— start of PROVIDED RECORDS —
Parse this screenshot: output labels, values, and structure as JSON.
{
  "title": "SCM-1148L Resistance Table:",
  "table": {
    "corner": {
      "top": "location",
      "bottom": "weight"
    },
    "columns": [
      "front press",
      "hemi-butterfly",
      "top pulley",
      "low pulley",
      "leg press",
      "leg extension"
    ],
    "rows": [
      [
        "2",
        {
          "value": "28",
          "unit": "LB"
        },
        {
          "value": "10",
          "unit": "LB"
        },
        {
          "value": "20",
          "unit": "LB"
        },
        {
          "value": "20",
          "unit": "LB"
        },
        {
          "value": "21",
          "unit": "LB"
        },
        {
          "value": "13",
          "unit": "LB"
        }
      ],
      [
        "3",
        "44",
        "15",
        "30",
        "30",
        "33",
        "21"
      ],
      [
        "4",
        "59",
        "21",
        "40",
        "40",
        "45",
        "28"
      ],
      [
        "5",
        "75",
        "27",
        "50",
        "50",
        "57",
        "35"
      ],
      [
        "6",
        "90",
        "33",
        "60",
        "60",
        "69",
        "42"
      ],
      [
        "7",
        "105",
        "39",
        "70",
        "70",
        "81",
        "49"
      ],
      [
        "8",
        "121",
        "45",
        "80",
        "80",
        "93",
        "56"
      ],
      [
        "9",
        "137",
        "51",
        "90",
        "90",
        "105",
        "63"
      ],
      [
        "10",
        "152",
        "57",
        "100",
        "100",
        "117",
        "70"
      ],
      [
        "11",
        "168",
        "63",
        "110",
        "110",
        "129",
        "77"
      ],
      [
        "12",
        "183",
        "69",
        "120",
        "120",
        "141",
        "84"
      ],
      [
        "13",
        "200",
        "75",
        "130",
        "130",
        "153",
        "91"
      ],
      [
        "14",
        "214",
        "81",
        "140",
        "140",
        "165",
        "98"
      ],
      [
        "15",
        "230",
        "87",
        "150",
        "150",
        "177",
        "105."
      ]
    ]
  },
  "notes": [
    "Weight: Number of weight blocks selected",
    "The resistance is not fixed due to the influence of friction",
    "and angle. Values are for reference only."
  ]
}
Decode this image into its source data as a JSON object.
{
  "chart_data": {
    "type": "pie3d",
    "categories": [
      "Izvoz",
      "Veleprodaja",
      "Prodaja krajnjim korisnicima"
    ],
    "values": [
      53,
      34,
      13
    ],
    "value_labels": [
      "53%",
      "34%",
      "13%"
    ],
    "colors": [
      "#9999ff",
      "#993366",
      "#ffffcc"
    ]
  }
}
— end of PROVIDED RECORDS —
Search the listing for the string "weight". Copy each line where it turns up.

      "bottom": "weight"
    "Weight: Number of weight blocks selected",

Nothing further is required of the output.